Using the data below, copy every line that contains the word "skirt".

Figure dataset records:
^^^^^^^^
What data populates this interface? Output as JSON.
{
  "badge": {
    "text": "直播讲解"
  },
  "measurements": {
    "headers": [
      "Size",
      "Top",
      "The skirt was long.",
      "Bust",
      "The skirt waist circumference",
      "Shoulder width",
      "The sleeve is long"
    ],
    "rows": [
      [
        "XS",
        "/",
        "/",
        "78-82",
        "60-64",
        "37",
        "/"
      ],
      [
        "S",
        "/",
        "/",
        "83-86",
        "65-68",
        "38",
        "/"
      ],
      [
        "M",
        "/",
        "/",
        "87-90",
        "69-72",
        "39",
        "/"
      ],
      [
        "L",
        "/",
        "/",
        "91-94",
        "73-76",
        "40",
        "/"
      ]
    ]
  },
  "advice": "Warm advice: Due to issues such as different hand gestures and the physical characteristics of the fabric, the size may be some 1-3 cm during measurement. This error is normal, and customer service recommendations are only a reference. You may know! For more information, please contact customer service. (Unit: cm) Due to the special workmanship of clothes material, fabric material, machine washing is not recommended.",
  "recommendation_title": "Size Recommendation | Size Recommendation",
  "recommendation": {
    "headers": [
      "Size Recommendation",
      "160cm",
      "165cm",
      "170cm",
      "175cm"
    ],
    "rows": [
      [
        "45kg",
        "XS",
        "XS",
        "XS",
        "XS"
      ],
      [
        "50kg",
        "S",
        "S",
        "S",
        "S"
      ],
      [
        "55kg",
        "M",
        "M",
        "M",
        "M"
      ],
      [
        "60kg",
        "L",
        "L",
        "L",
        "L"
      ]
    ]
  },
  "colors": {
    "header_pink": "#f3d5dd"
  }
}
^^^^^^^^
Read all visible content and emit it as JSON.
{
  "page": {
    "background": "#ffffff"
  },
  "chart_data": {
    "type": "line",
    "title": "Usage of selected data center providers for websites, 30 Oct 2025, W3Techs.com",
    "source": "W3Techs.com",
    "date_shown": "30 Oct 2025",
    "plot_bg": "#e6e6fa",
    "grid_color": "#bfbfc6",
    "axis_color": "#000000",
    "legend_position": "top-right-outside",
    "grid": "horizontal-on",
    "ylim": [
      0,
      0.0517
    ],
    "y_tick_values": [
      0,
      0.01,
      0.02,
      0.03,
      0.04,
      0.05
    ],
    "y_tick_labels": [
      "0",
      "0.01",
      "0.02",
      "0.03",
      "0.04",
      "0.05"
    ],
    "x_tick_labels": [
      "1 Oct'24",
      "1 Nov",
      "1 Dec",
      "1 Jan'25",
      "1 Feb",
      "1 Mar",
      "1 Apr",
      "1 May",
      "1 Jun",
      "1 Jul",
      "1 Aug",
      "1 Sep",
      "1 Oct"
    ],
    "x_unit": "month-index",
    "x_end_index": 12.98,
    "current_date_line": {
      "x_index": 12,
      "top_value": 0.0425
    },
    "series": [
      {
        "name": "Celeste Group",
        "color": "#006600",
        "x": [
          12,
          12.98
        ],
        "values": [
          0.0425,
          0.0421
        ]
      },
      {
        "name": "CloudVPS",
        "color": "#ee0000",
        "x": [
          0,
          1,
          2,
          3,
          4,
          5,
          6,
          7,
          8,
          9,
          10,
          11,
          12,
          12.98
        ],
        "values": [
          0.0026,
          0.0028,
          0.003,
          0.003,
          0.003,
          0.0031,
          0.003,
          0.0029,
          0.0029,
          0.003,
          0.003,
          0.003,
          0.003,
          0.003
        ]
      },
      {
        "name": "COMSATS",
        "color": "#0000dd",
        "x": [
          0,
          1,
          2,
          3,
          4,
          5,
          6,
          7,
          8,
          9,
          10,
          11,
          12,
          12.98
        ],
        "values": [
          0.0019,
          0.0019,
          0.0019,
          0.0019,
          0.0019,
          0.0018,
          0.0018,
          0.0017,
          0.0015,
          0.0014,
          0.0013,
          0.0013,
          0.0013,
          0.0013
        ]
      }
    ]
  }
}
^^^^^^^^
> _ANSWER TO THIS PROBLEM_:
      "The skirt was long.",
      "The skirt waist circumference",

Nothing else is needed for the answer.